[Problem description] Note how many lines in the entries contain the string "France", then give that number and nothing else.

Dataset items
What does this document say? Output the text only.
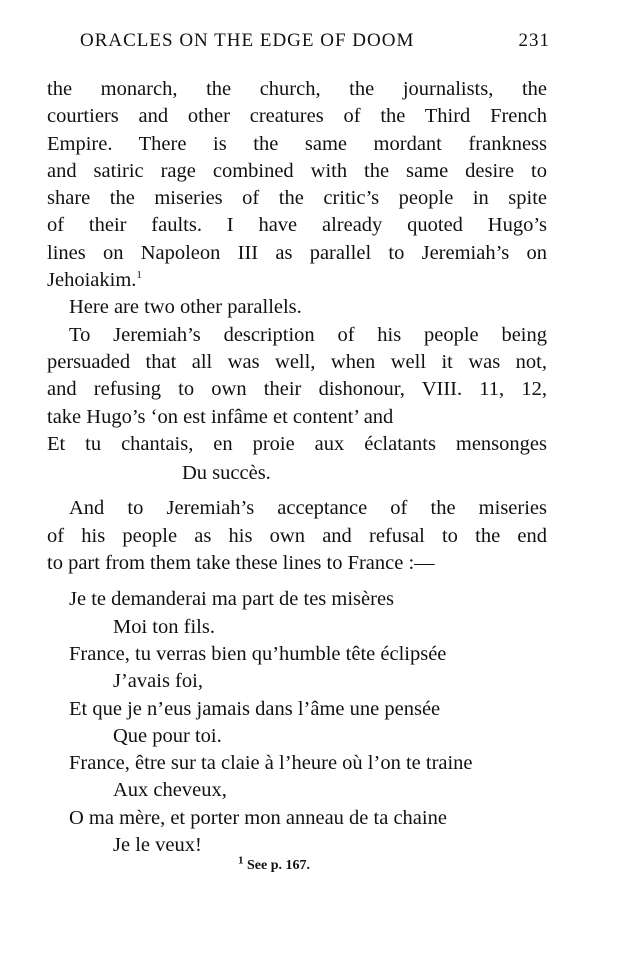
ORACLES ON THE EDGE OF DOOM	231
the monarch, the church, the journalists, the
courtiers and other creatures of the Third French
Empire. There is the same mordant frankness
and satiric rage combined with the same desire to
share the miseries of the critic’s people in spite
of their faults. I have already quoted Hugo’s
lines on Napoleon III as parallel to Jeremiah’s on
Jehoiakim.$^1$
Here are two other parallels.
To Jeremiah’s description of his people being
persuaded that all was well, when well it was not,
and refusing to own their dishonour, VIII. 11, 12,
take Hugo’s ‘on est infâme et content’ and
Et tu chantais, en proie aux éclatants mensonges
Du succès.
And to Jeremiah’s acceptance of the miseries
of his people as his own and refusal to the end
to part from them take these lines to France :—
Je te demanderai ma part de tes misères
Moi ton fils.
France, tu verras bien qu’humble tête éclipsée
J’avais foi,
Et que je n’eus jamais dans l’âme une pensée
Que pour toi.
France, être sur ta claie à l’heure où l’on te traine
Aux cheveux,
O ma mère, et porter mon anneau de ta chaine
Je le veux!
$^1$ See p. 167.
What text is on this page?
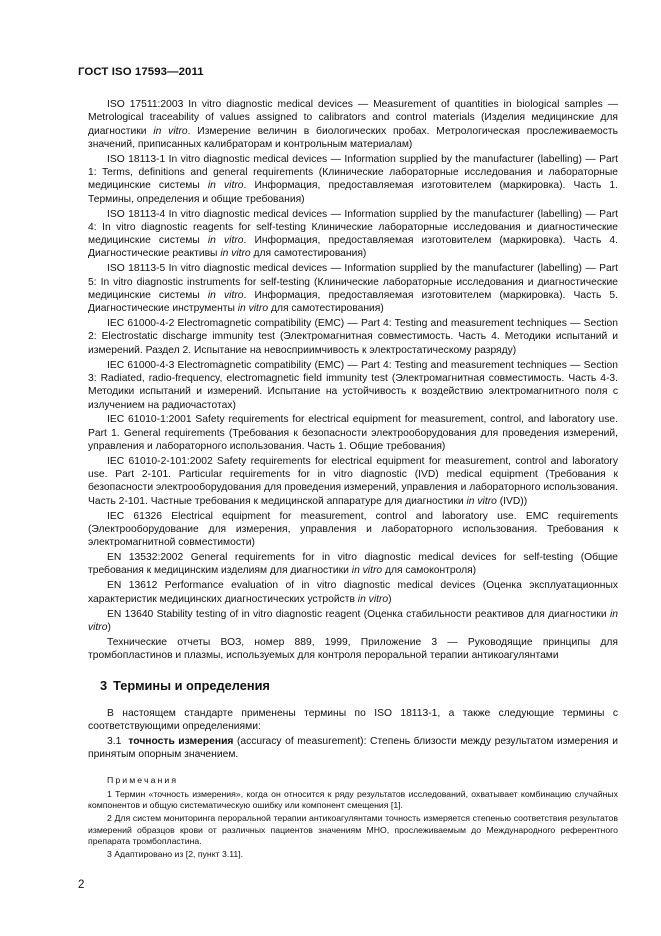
ГОСТ ISO 17593—2011

ISO 17511:2003 In vitro diagnostic medical devices — Measurement of quantities in biological samples — Metrological traceability of values assigned to calibrators and control materials (Изделия медицинские для диагностики in vitro. Измерение величин в биологических пробах. Метрологическая прослеживаемость значений, приписанных калибраторам и контрольным материалам)

ISO 18113-1 In vitro diagnostic medical devices — Information supplied by the manufacturer (labelling) — Part 1: Terms, definitions and general requirements (Клинические лабораторные исследования и лабораторные медицинские системы in vitro. Информация, предоставляемая изготовителем (маркировка). Часть 1. Термины, определения и общие требования)

ISO 18113-4 In vitro diagnostic medical devices — Information supplied by the manufacturer (labelling) — Part 4: In vitro diagnostic reagents for self-testing Клинические лабораторные исследования и диагностические медицинские системы in vitro. Информация, предоставляемая изготовителем (маркировка). Часть 4. Диагностические реактивы in vitro для самотестирования)

ISO 18113-5 In vitro diagnostic medical devices — Information supplied by the manufacturer (labelling) — Part 5: In vitro diagnostic instruments for self-testing (Клинические лабораторные исследования и диагностические медицинские системы in vitro. Информация, предоставляемая изготовителем (маркировка). Часть 5. Диагностические инструменты in vitro для самотестирования)

IEC 61000-4-2 Electromagnetic compatibility (EMC) — Part 4: Testing and measurement techniques — Section 2: Electrostatic discharge immunity test (Электромагнитная совместимость. Часть 4. Методики испытаний и измерений. Раздел 2. Испытание на невосприимчивость к электростатическому разряду)

IEC 61000-4-3 Electromagnetic compatibility (EMC) — Part 4: Testing and measurement techniques — Section 3: Radiated, radio-frequency, electromagnetic field immunity test (Электромагнитная совместимость. Часть 4-3. Методики испытаний и измерений. Испытание на устойчивость к воздействию электромагнитного поля с излучением на радиочастотах)

IEC 61010-1:2001 Safety requirements for electrical equipment for measurement, control, and laboratory use. Part 1. General requirements (Требования к безопасности электрооборудования для проведения измерений, управления и лабораторного использования. Часть 1. Общие требования)

IEC 61010-2-101:2002 Safety requirements for electrical equipment for measurement, control and laboratory use. Part 2-101. Particular requirements for in vitro diagnostic (IVD) medical equipment (Требования к безопасности электрооборудования для проведения измерений, управления и лабораторного использования. Часть 2-101. Частные требования к медицинской аппаратуре для диагностики in vitro (IVD))

IEC 61326 Electrical equipment for measurement, control and laboratory use. EMC requirements (Электрооборудование для измерения, управления и лабораторного использования. Требования к электромагнитной совместимости)

EN 13532:2002 General requirements for in vitro diagnostic medical devices for self-testing (Общие требования к медицинским изделиям для диагностики in vitro для самоконтроля)

EN 13612 Performance evaluation of in vitro diagnostic medical devices (Оценка эксплуатационных характеристик медицинских диагностических устройств in vitro)

EN 13640 Stability testing of in vitro diagnostic reagent (Оценка стабильности реактивов для диагностики in vitro)

Технические отчеты ВОЗ, номер 889, 1999, Приложение 3 — Руководящие принципы для тромбопластинов и плазмы, используемых для контроля пероральной терапии антикоагулянтами

3 Термины и определения

В настоящем стандарте применены термины по ISO 18113-1, а также следующие термины с соответствующими определениями:

3.1 точность измерения (accuracy of measurement): Степень близости между результатом измерения и принятым опорным значением.

Примечания

1 Термин «точность измерения», когда он относится к ряду результатов исследований, охватывает комбинацию случайных компонентов и общую систематическую ошибку или компонент смещения [1].

2 Для систем мониторинга пероральной терапии антикоагулянтами точность измеряется степенью соответствия результатов измерений образцов крови от различных пациентов значениям МНО, прослеживаемым до Международного референтного препарата тромбопластина.

3 Адаптировано из [2, пункт 3.11].

2
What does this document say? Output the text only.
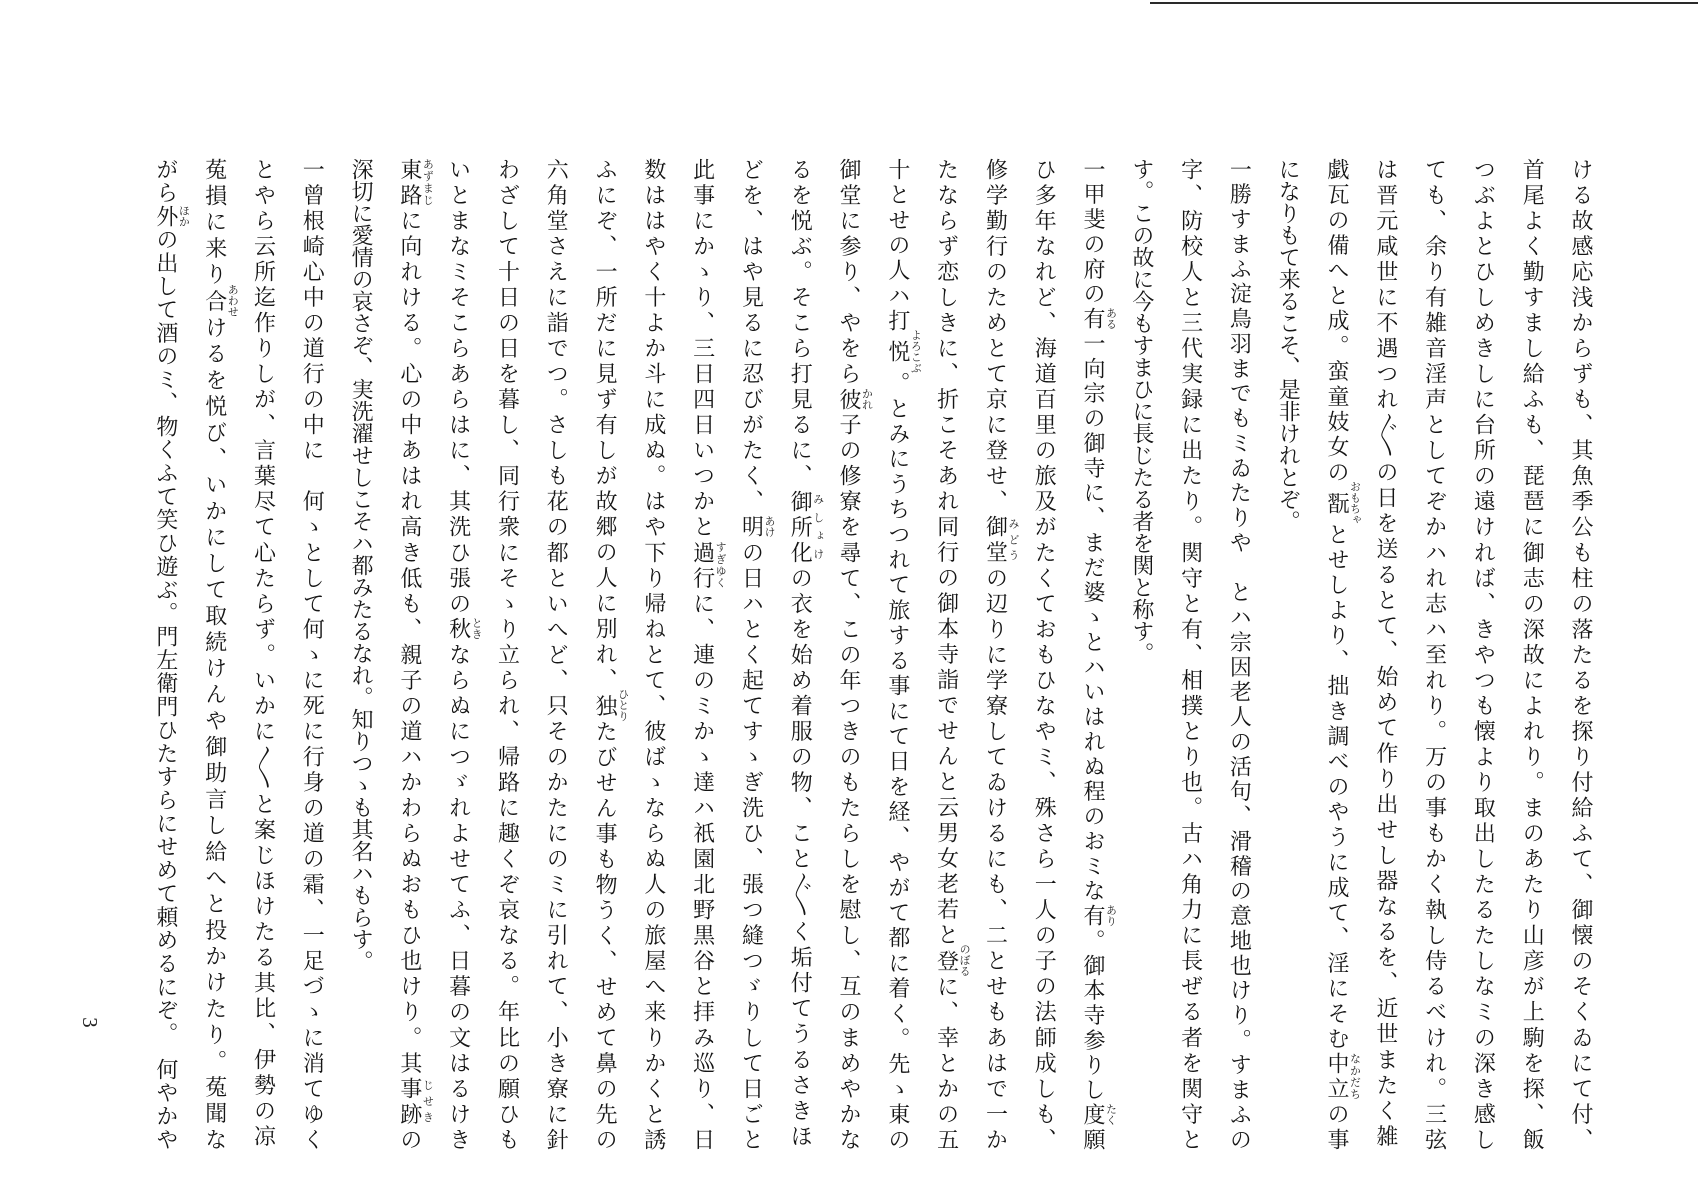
ける故感応浅からずも、其魚季公も柱の落たるを探り付給ふて、御懐のそくゐにて付、
首尾よく勤すまし給ふも、琵琶に御志の深故によれり。まのあたり山彦が上駒を探、飯
つぶよとひしめきしに台所の遠ければ、きやつも懐より取出したるたしなミの深き感し
ても、余り有雑音淫声としてぞかハれ志ハ至れり。万の事もかく執し侍るべけれ。三弦
は晋元咸世に不遇つれ〴〵の日を送るとて、始めて作り出せし器なるを、近世またく雑
戯瓦の備へと成。蛮童妓女の翫おもちゃとせしより、拙き調べのやうに成て、淫にそむ中立なかだちの事
になりもて来るこそ、是非けれとぞ。
一勝すまふ淀鳥羽までもミゐたりや　とハ宗因老人の活句、滑稽の意地也けり。すまふの
字、防校人と三代実録に出たり。関守と有、相撲とり也。古ハ角力に長ぜる者を関守と
す。この故に今もすまひに長じたる者を関と称す。
一甲斐の府の有ある一向宗の御寺に、まだ婆ゝとハいはれぬ程のおミな有あり。御本寺参りし度たく願
ひ多年なれど、海道百里の旅及がたくておもひなやミ、殊さら一人の子の法師成しも、
修学勤行のためとて京に登せ、御堂みどうの辺りに学寮してゐけるにも、二とせもあはで一か
たならず恋しきに、折こそあれ同行の御本寺詣でせんと云男女老若と登のぼるに、幸とかの五
十とせの人ハ打悦よろこぶ。とみにうちつれて旅する事にて日を経、やがて都に着く。先ゝ東の
御堂に参り、やをら彼かれ子の修寮を尋て、この年つきのもたらしを慰し、互のまめやかな
るを悦ぶ。そこら打見るに、御所化みしょけの衣を始め着服の物、こと〴〵く垢付てうるさきほ
どを、はや見るに忍びがたく、明あけの日ハとく起てすゝぎ洗ひ、張つ縫つゞりして日ごと
此事にかゝり、三日四日いつかと過行すぎゆくに、連のミかゝ達ハ祇園北野黒谷と拝み巡り、日
数ははやく十よか斗に成ぬ。はや下り帰ねとて、彼ばゝならぬ人の旅屋へ来りかくと誘
ふにぞ、一所だに見ず有しが故郷の人に別れ、独ひとりたびせん事も物うく、せめて鼻の先の
六角堂さえに詣でつ。さしも花の都といへど、只そのかたにのミに引れて、小き寮に針
わざして十日の日を暮し、同行衆にそゝり立られ、帰路に趣くぞ哀なる。年比の願ひも
いとまなミそこらあらはに、其洗ひ張の秋ときならぬにつゞれよせてふ、日暮の文はるけき
東路あずまじに向れける。心の中あはれ高き低も、親子の道ハかわらぬおもひ也けり。其事跡じせきの
深切に愛情の哀さぞ、実洗濯せしこそハ都みたるなれ。知りつゝも其名ハもらす。
一曾根崎心中の道行の中に　何ゝとして何ゝに死に行身の道の霜、一足づゝに消てゆく
とやら云所迄作りしが、言葉尽て心たらず。いかに〳〵と案じほけたる其比、伊勢の凉
菟損に来り合あわせけるを悦び、いかにして取続けんや御助言し給へと投かけたり。菟聞な
がら外ほかの出して酒のミ、物くふて笑ひ遊ぶ。門左衛門ひたすらにせめて頼めるにぞ。　何やかや
3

[Solved exercise] 3